Extracts from a graphics dataset
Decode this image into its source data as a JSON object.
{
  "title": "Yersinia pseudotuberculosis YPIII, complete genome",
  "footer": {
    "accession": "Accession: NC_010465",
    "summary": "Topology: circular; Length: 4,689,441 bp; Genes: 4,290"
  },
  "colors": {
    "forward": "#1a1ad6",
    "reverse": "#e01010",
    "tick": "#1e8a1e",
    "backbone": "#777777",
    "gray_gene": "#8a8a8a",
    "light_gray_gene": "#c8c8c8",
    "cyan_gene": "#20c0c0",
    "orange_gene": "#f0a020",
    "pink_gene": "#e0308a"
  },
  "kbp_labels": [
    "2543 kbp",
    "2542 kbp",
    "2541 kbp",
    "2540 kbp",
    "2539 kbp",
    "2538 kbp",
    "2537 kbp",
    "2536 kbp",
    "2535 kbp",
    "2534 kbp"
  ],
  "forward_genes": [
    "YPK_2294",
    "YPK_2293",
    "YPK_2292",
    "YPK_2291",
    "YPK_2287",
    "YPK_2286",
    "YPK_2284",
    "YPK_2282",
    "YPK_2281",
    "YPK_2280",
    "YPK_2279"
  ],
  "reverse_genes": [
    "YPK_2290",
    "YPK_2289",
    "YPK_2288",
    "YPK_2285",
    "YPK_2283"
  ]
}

--

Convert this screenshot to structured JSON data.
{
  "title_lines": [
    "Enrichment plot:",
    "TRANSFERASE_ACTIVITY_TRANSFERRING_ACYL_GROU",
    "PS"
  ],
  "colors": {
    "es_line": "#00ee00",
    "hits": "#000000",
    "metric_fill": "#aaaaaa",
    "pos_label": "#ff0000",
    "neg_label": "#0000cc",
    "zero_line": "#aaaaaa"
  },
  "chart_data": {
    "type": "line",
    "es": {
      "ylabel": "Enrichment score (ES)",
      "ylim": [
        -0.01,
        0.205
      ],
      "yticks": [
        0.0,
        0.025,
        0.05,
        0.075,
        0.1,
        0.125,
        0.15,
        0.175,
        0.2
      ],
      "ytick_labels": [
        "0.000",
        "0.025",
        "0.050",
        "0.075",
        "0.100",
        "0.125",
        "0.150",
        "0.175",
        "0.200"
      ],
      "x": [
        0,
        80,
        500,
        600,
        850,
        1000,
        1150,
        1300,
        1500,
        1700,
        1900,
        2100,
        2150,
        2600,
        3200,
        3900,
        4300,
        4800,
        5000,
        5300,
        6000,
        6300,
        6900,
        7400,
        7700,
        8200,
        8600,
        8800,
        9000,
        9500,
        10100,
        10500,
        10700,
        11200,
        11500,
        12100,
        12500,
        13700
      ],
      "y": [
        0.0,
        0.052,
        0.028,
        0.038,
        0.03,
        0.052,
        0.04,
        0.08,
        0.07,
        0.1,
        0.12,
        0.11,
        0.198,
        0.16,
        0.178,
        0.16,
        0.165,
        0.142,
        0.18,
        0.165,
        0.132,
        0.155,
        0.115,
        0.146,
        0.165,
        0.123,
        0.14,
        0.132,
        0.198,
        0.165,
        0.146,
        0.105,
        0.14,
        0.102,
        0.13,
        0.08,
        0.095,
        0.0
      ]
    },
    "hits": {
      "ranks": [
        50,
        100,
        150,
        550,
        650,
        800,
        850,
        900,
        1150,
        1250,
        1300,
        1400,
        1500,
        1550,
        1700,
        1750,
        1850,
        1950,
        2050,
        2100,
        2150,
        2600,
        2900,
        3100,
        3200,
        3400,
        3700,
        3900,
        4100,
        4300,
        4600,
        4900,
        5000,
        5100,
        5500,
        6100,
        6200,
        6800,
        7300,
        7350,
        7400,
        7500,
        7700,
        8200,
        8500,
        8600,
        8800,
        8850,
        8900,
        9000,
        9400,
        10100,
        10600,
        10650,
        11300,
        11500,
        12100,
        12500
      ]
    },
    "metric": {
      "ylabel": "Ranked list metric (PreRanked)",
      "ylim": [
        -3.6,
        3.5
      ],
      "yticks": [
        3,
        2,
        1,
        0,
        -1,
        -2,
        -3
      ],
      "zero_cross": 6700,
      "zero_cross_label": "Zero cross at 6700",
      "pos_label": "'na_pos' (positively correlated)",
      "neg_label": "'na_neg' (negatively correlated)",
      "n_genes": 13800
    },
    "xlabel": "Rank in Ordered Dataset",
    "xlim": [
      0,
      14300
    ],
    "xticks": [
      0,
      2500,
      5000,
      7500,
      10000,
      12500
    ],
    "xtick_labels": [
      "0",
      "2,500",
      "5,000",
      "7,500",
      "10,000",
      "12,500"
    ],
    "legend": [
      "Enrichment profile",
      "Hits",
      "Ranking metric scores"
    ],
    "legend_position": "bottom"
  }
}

What you need to do: Count the lines in these records that hold the string "aaaaaa". Only the number is wanted.

Expected answer: 2